BEGIN Supplied information
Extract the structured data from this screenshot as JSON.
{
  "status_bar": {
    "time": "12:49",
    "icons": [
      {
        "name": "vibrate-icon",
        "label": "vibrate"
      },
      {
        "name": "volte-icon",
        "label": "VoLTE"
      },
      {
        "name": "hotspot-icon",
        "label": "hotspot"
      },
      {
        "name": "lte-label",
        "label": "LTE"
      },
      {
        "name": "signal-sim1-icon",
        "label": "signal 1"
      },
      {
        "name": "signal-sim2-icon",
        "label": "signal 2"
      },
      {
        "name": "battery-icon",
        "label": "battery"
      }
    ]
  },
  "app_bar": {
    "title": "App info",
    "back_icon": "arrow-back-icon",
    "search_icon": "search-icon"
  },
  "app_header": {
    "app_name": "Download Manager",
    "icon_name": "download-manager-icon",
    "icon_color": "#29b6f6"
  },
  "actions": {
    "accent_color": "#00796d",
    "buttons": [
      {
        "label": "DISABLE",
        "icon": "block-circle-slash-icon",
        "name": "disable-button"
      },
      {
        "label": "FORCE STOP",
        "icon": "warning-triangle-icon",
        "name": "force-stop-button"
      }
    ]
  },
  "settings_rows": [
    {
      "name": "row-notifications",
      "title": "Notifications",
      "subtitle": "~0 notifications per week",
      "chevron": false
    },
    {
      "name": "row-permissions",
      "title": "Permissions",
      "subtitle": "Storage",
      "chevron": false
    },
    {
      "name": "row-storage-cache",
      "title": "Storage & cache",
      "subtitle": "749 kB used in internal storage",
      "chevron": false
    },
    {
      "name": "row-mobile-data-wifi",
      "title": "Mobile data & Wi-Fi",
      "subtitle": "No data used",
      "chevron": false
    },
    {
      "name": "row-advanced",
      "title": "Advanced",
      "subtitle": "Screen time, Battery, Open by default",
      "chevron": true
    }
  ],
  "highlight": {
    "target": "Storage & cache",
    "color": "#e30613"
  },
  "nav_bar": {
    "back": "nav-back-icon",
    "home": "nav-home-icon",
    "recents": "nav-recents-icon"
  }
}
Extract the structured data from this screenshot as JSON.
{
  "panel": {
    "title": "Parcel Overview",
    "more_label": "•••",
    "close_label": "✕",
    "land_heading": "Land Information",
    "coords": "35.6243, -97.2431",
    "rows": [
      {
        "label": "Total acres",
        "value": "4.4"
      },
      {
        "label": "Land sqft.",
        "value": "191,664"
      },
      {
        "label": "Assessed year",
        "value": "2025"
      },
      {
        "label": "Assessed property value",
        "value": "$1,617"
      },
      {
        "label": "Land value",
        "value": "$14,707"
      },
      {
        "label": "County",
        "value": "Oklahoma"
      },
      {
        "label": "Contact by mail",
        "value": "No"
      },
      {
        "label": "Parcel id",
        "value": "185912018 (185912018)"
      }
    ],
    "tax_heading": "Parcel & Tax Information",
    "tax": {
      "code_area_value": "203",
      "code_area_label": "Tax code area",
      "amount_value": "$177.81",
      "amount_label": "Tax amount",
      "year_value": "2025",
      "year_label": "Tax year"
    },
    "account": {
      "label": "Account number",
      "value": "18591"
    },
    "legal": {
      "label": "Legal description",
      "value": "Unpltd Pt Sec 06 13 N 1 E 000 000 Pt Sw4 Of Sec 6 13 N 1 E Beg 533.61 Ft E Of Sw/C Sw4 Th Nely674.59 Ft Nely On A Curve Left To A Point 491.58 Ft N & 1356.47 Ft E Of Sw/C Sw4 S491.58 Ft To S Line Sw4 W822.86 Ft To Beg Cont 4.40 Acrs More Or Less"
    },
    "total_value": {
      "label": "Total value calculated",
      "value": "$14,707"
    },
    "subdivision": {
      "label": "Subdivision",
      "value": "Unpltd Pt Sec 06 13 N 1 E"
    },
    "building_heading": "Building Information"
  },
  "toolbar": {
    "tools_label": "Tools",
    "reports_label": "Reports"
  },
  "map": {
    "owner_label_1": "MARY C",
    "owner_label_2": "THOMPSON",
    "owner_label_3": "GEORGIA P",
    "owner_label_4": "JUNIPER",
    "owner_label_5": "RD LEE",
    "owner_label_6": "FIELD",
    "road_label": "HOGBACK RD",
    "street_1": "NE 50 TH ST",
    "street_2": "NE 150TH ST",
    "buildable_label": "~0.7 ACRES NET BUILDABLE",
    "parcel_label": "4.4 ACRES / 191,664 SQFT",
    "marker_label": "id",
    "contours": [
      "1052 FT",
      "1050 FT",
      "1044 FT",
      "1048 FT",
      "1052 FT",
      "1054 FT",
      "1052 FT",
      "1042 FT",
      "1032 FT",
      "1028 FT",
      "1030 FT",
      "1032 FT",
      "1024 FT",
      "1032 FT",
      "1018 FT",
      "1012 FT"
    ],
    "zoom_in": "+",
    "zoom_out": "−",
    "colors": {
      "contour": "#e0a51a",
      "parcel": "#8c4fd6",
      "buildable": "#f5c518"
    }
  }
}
END Supplied information
Return every line of the material exactly.

Response below:
Extract the structured data from this screenshot as JSON.
{
  "status_bar": {
    "time": "12:49",
    "icons": [
      {
        "name": "vibrate-icon",
        "label": "vibrate"
      },
      {
        "name": "volte-icon",
        "label": "VoLTE"
      },
      {
        "name": "hotspot-icon",
        "label": "hotspot"
      },
      {
        "name": "lte-label",
        "label": "LTE"
      },
      {
        "name": "signal-sim1-icon",
        "label": "signal 1"
      },
      {
        "name": "signal-sim2-icon",
        "label": "signal 2"
      },
      {
        "name": "battery-icon",
        "label": "battery"
      }
    ]
  },
  "app_bar": {
    "title": "App info",
    "back_icon": "arrow-back-icon",
    "search_icon": "search-icon"
  },
  "app_header": {
    "app_name": "Download Manager",
    "icon_name": "download-manager-icon",
    "icon_color": "#29b6f6"
  },
  "actions": {
    "accent_color": "#00796d",
    "buttons": [
      {
        "label": "DISABLE",
        "icon": "block-circle-slash-icon",
        "name": "disable-button"
      },
      {
        "label": "FORCE STOP",
        "icon": "warning-triangle-icon",
        "name": "force-stop-button"
      }
    ]
  },
  "settings_rows": [
    {
      "name": "row-notifications",
      "title": "Notifications",
      "subtitle": "~0 notifications per week",
      "chevron": false
    },
    {
      "name": "row-permissions",
      "title": "Permissions",
      "subtitle": "Storage",
      "chevron": false
    },
    {
      "name": "row-storage-cache",
      "title": "Storage & cache",
      "subtitle": "749 kB used in internal storage",
      "chevron": false
    },
    {
      "name": "row-mobile-data-wifi",
      "title": "Mobile data & Wi-Fi",
      "subtitle": "No data used",
      "chevron": false
    },
    {
      "name": "row-advanced",
      "title": "Advanced",
      "subtitle": "Screen time, Battery, Open by default",
      "chevron": true
    }
  ],
  "highlight": {
    "target": "Storage & cache",
    "color": "#e30613"
  },
  "nav_bar": {
    "back": "nav-back-icon",
    "home": "nav-home-icon",
    "recents": "nav-recents-icon"
  }
}
Extract the structured data from this screenshot as JSON.
{
  "panel": {
    "title": "Parcel Overview",
    "more_label": "•••",
    "close_label": "✕",
    "land_heading": "Land Information",
    "coords": "35.6243, -97.2431",
    "rows": [
      {
        "label": "Total acres",
        "value": "4.4"
      },
      {
        "label": "Land sqft.",
        "value": "191,664"
      },
      {
        "label": "Assessed year",
        "value": "2025"
      },
      {
        "label": "Assessed property value",
        "value": "$1,617"
      },
      {
        "label": "Land value",
        "value": "$14,707"
      },
      {
        "label": "County",
        "value": "Oklahoma"
      },
      {
        "label": "Contact by mail",
        "value": "No"
      },
      {
        "label": "Parcel id",
        "value": "185912018 (185912018)"
      }
    ],
    "tax_heading": "Parcel & Tax Information",
    "tax": {
      "code_area_value": "203",
      "code_area_label": "Tax code area",
      "amount_value": "$177.81",
      "amount_label": "Tax amount",
      "year_value": "2025",
      "year_label": "Tax year"
    },
    "account": {
      "label": "Account number",
      "value": "18591"
    },
    "legal": {
      "label": "Legal description",
      "value": "Unpltd Pt Sec 06 13 N 1 E 000 000 Pt Sw4 Of Sec 6 13 N 1 E Beg 533.61 Ft E Of Sw/C Sw4 Th Nely674.59 Ft Nely On A Curve Left To A Point 491.58 Ft N & 1356.47 Ft E Of Sw/C Sw4 S491.58 Ft To S Line Sw4 W822.86 Ft To Beg Cont 4.40 Acrs More Or Less"
    },
    "total_value": {
      "label": "Total value calculated",
      "value": "$14,707"
    },
    "subdivision": {
      "label": "Subdivision",
      "value": "Unpltd Pt Sec 06 13 N 1 E"
    },
    "building_heading": "Building Information"
  },
  "toolbar": {
    "tools_label": "Tools",
    "reports_label": "Reports"
  },
  "map": {
    "owner_label_1": "MARY C",
    "owner_label_2": "THOMPSON",
    "owner_label_3": "GEORGIA P",
    "owner_label_4": "JUNIPER",
    "owner_label_5": "RD LEE",
    "owner_label_6": "FIELD",
    "road_label": "HOGBACK RD",
    "street_1": "NE 50 TH ST",
    "street_2": "NE 150TH ST",
    "buildable_label": "~0.7 ACRES NET BUILDABLE",
    "parcel_label": "4.4 ACRES / 191,664 SQFT",
    "marker_label": "id",
    "contours": [
      "1052 FT",
      "1050 FT",
      "1044 FT",
      "1048 FT",
      "1052 FT",
      "1054 FT",
      "1052 FT",
      "1042 FT",
      "1032 FT",
      "1028 FT",
      "1030 FT",
      "1032 FT",
      "1024 FT",
      "1032 FT",
      "1018 FT",
      "1012 FT"
    ],
    "zoom_in": "+",
    "zoom_out": "−",
    "colors": {
      "contour": "#e0a51a",
      "parcel": "#8c4fd6",
      "buildable": "#f5c518"
    }
  }
}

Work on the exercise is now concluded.